-- Set exercise --
Using the entries that follow, count the lines containing the word "照这样的方式摆下去" and give that number by itself.

-- Dataset rows --
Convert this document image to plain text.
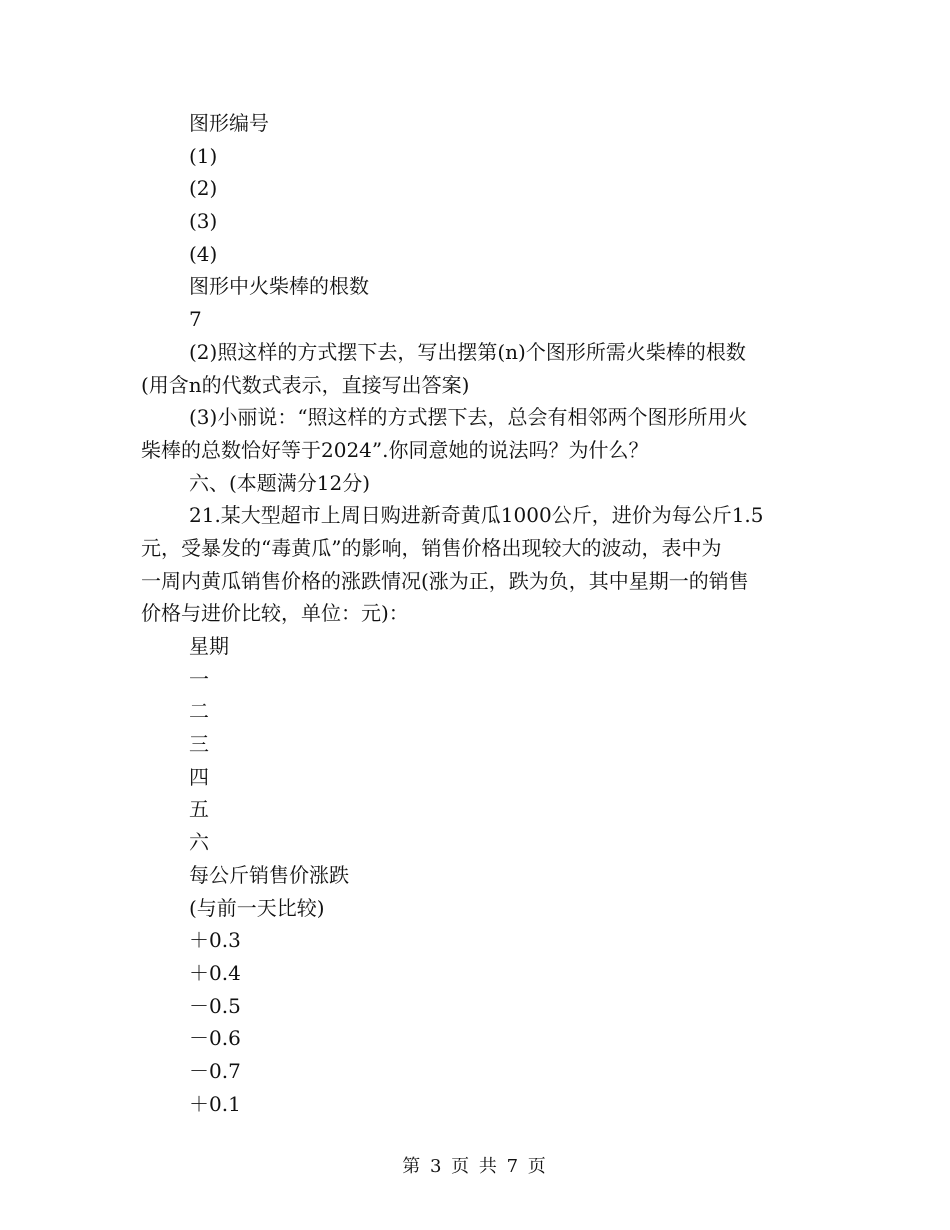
图形编号
(1)
(2)
(3)
(4)
图形中火柴棒的根数
7
(2)照这样的方式摆下去，写出摆第(n)个图形所需火柴棒的根数
(用含n的代数式表示，直接写出答案)
(3)小丽说：“照这样的方式摆下去，总会有相邻两个图形所用火
柴棒的总数恰好等于2024”.你同意她的说法吗？为什么？
六、(本题满分12分)
21.某大型超市上周日购进新奇黄瓜1000公斤，进价为每公斤1.5
元，受暴发的“毒黄瓜”的影响，销售价格出现较大的波动，表中为
一周内黄瓜销售价格的涨跌情况(涨为正，跌为负，其中星期一的销售
价格与进价比较，单位：元)：
星期
一
二
三
四
五
六
每公斤销售价涨跌
(与前一天比较)
＋0.3
＋0.4
－0.5
－0.6
－0.7
＋0.1
第 3 页 共 7 页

-- Response --
2